Quoted text:
———

Posted by: holdenlee | September 13, 2012

## Putnam 2011/A2 and writing understandable solutions

In this post, I’ll give the motivation and solutions to A2 from last year’s Putnam exam, and mention what strategy we can learn from it. Finally, I’ll use this as an example of how to write good solutions in curriculum.

A2. Let $a_1,a_2,\ldots$ and $b_1,b_2,\ldots$ be sequences of positive real numbers such that $a_1=b_1=1$ and $b_n=b_{n-1}a_n-2$ for $n=2,3,\ldots$ Assume that the sequence $(b_j)$ is bounded. Prove that

$S=\sum_{n=1}^{\infty} \frac{1}{a_1\cdots a_n}.$

converges, and evaluate $S$.

———

Provided information:
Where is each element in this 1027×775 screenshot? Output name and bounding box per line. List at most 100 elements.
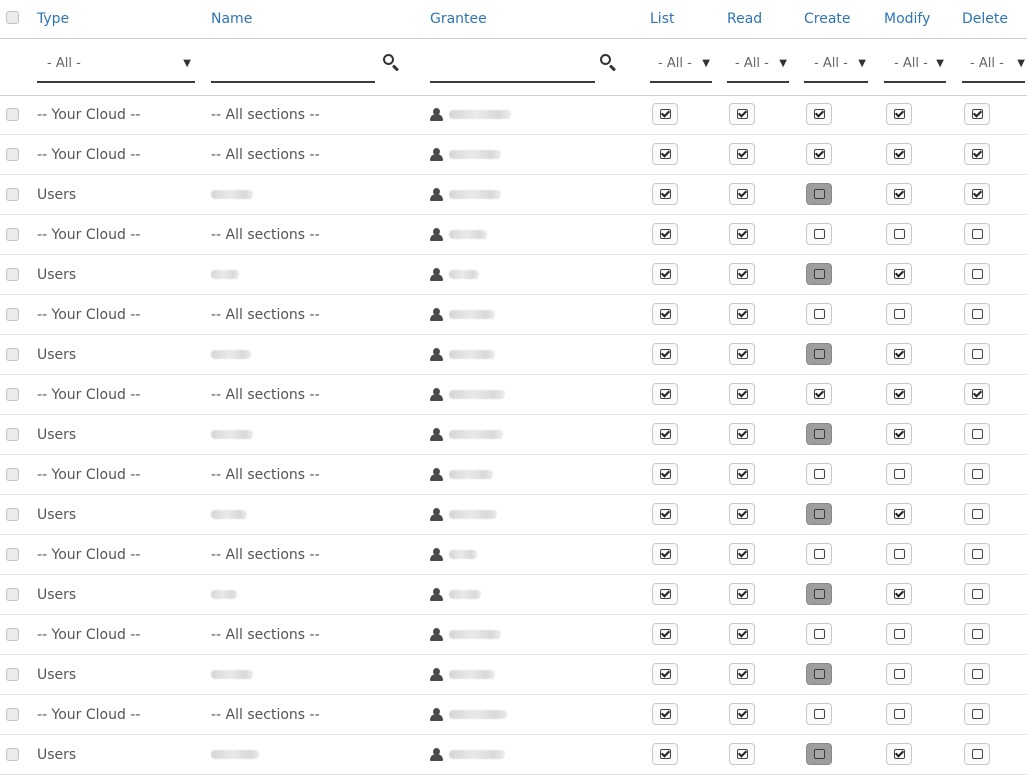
row-select-checkbox[interactable] [6, 747, 19, 761]
modify-permission-toggle[interactable] [886, 182, 912, 205]
delete-permission-toggle[interactable] [964, 102, 990, 125]
delete-permission-toggle[interactable] [964, 422, 990, 445]
create-filter-select[interactable]: - All - ▼ [804, 38, 868, 95]
list-permission-toggle[interactable] [652, 502, 678, 525]
table-row[interactable]: Users [0, 255, 1027, 295]
modify-permission-toggle[interactable] [886, 222, 912, 245]
read-permission-toggle[interactable] [729, 662, 755, 685]
name-search-input[interactable] [211, 38, 375, 95]
delete-permission-toggle[interactable] [964, 702, 990, 725]
modify-permission-toggle[interactable] [886, 542, 912, 565]
read-permission-toggle[interactable] [729, 622, 755, 645]
table-row[interactable]: -- Your Cloud -- -- All sections -- [0, 215, 1027, 255]
modify-permission-toggle[interactable] [886, 622, 912, 645]
list-permission-toggle[interactable] [652, 102, 678, 125]
column-header-grantee[interactable]: Grantee [430, 0, 487, 38]
column-header-type[interactable]: Type [37, 0, 69, 38]
table-row[interactable]: -- Your Cloud -- -- All sections -- [0, 455, 1027, 495]
read-permission-toggle[interactable] [729, 742, 755, 765]
column-header-name[interactable]: Name [211, 0, 252, 38]
table-row[interactable]: Users [0, 415, 1027, 455]
table-row[interactable]: -- Your Cloud -- -- All sections -- [0, 535, 1027, 575]
search-icon[interactable] [600, 54, 617, 72]
modify-permission-toggle[interactable] [886, 742, 912, 765]
modify-permission-toggle[interactable] [886, 422, 912, 445]
modify-permission-toggle[interactable] [886, 382, 912, 405]
table-row[interactable]: Users [0, 495, 1027, 535]
read-permission-toggle[interactable] [729, 502, 755, 525]
read-permission-toggle[interactable] [729, 342, 755, 365]
create-permission-toggle[interactable] [806, 622, 832, 645]
list-permission-toggle[interactable] [652, 382, 678, 405]
search-icon[interactable] [383, 54, 400, 72]
create-permission-toggle[interactable] [806, 422, 832, 445]
modify-permission-toggle[interactable] [886, 702, 912, 725]
read-permission-toggle[interactable] [729, 382, 755, 405]
modify-permission-toggle[interactable] [886, 262, 912, 285]
read-permission-toggle[interactable] [729, 262, 755, 285]
delete-permission-toggle[interactable] [964, 742, 990, 765]
row-select-checkbox[interactable] [6, 467, 19, 481]
list-permission-toggle[interactable] [652, 342, 678, 365]
row-select-checkbox[interactable] [6, 307, 19, 321]
row-select-checkbox[interactable] [6, 227, 19, 241]
read-permission-toggle[interactable] [729, 422, 755, 445]
table-row[interactable]: -- Your Cloud -- -- All sections -- [0, 95, 1027, 135]
modify-permission-toggle[interactable] [886, 662, 912, 685]
column-header-delete[interactable]: Delete [962, 0, 1008, 38]
create-permission-toggle[interactable] [806, 742, 832, 765]
create-permission-toggle[interactable] [806, 702, 832, 725]
row-select-checkbox[interactable] [6, 147, 19, 161]
modify-permission-toggle[interactable] [886, 102, 912, 125]
row-select-checkbox[interactable] [6, 107, 19, 121]
list-permission-toggle[interactable] [652, 742, 678, 765]
delete-permission-toggle[interactable] [964, 582, 990, 605]
read-permission-toggle[interactable] [729, 142, 755, 165]
table-row[interactable]: Users [0, 655, 1027, 695]
list-permission-toggle[interactable] [652, 262, 678, 285]
grantee-search-input[interactable] [430, 38, 595, 95]
column-header-modify[interactable]: Modify [884, 0, 930, 38]
read-permission-toggle[interactable] [729, 302, 755, 325]
table-row[interactable]: -- Your Cloud -- -- All sections -- [0, 695, 1027, 735]
row-select-checkbox[interactable] [6, 347, 19, 361]
modify-filter-select[interactable]: - All - ▼ [884, 38, 946, 95]
modify-permission-toggle[interactable] [886, 462, 912, 485]
row-select-checkbox[interactable] [6, 507, 19, 521]
delete-permission-toggle[interactable] [964, 382, 990, 405]
create-permission-toggle[interactable] [806, 302, 832, 325]
create-permission-toggle[interactable] [806, 182, 832, 205]
delete-permission-toggle[interactable] [964, 262, 990, 285]
delete-permission-toggle[interactable] [964, 662, 990, 685]
delete-permission-toggle[interactable] [964, 342, 990, 365]
type-filter-select[interactable]: - All - ▼ [37, 38, 195, 95]
modify-permission-toggle[interactable] [886, 342, 912, 365]
modify-permission-toggle[interactable] [886, 302, 912, 325]
delete-permission-toggle[interactable] [964, 542, 990, 565]
list-permission-toggle[interactable] [652, 582, 678, 605]
read-permission-toggle[interactable] [729, 582, 755, 605]
create-permission-toggle[interactable] [806, 582, 832, 605]
table-row[interactable]: -- Your Cloud -- -- All sections -- [0, 295, 1027, 335]
column-header-list[interactable]: List [650, 0, 674, 38]
create-permission-toggle[interactable] [806, 262, 832, 285]
delete-permission-toggle[interactable] [964, 462, 990, 485]
read-permission-toggle[interactable] [729, 462, 755, 485]
delete-permission-toggle[interactable] [964, 622, 990, 645]
read-permission-toggle[interactable] [729, 222, 755, 245]
create-permission-toggle[interactable] [806, 662, 832, 685]
row-select-checkbox[interactable] [6, 267, 19, 281]
delete-filter-select[interactable]: - All - ▼ [962, 38, 1025, 95]
read-permission-toggle[interactable] [729, 702, 755, 725]
table-row[interactable]: Users [0, 575, 1027, 615]
list-permission-toggle[interactable] [652, 302, 678, 325]
table-row[interactable]: Users [0, 335, 1027, 375]
table-row[interactable]: Users [0, 175, 1027, 215]
list-permission-toggle[interactable] [652, 422, 678, 445]
create-permission-toggle[interactable] [806, 542, 832, 565]
table-row[interactable]: -- Your Cloud -- -- All sections -- [0, 375, 1027, 415]
list-filter-select[interactable]: - All - ▼ [650, 38, 712, 95]
create-permission-toggle[interactable] [806, 102, 832, 125]
column-header-read[interactable]: Read [727, 0, 762, 38]
read-permission-toggle[interactable] [729, 182, 755, 205]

———

Exercise goal: Write the next part of the post on Putnam 2011/A2, picking up after its final sentence. The lines have nothing to do with the Putnam post.

Reply to the task:
Let’s solve A2. This looks crazy. A sum which converges to the same thing no matter what we choose for infinitely many terms of the sequence $b_j$, as long as the sequence is bounded? If we don’t know what to do, at least we can massage the problem into a nicer form: Since only the $a_j$ appear in the sum, and $(b_j)$ is the sequence we have information about, let’s write the $a_j$ in terms of the $b_j$. From $b_n=b_{n-1}a_n-2$ we have

$a_n=\frac{b_n+2}{b_{n-1}}. \qquad(1)$

Can we find guess what $S$ needs to be? The problem suggests it’s always the same, so we’ll pick $1=b_1=b_2=\cdots$. Then $a_n=3$ for $n\ge 2$, and we get that $S$ is a geometric series.

$S=1+\sum_{n=1}^{\infty} \frac{1}{3^n}=\boxed{\frac{3}{2}}.$

We conjecture that $S$ is always equal to $\frac{3}{2}$.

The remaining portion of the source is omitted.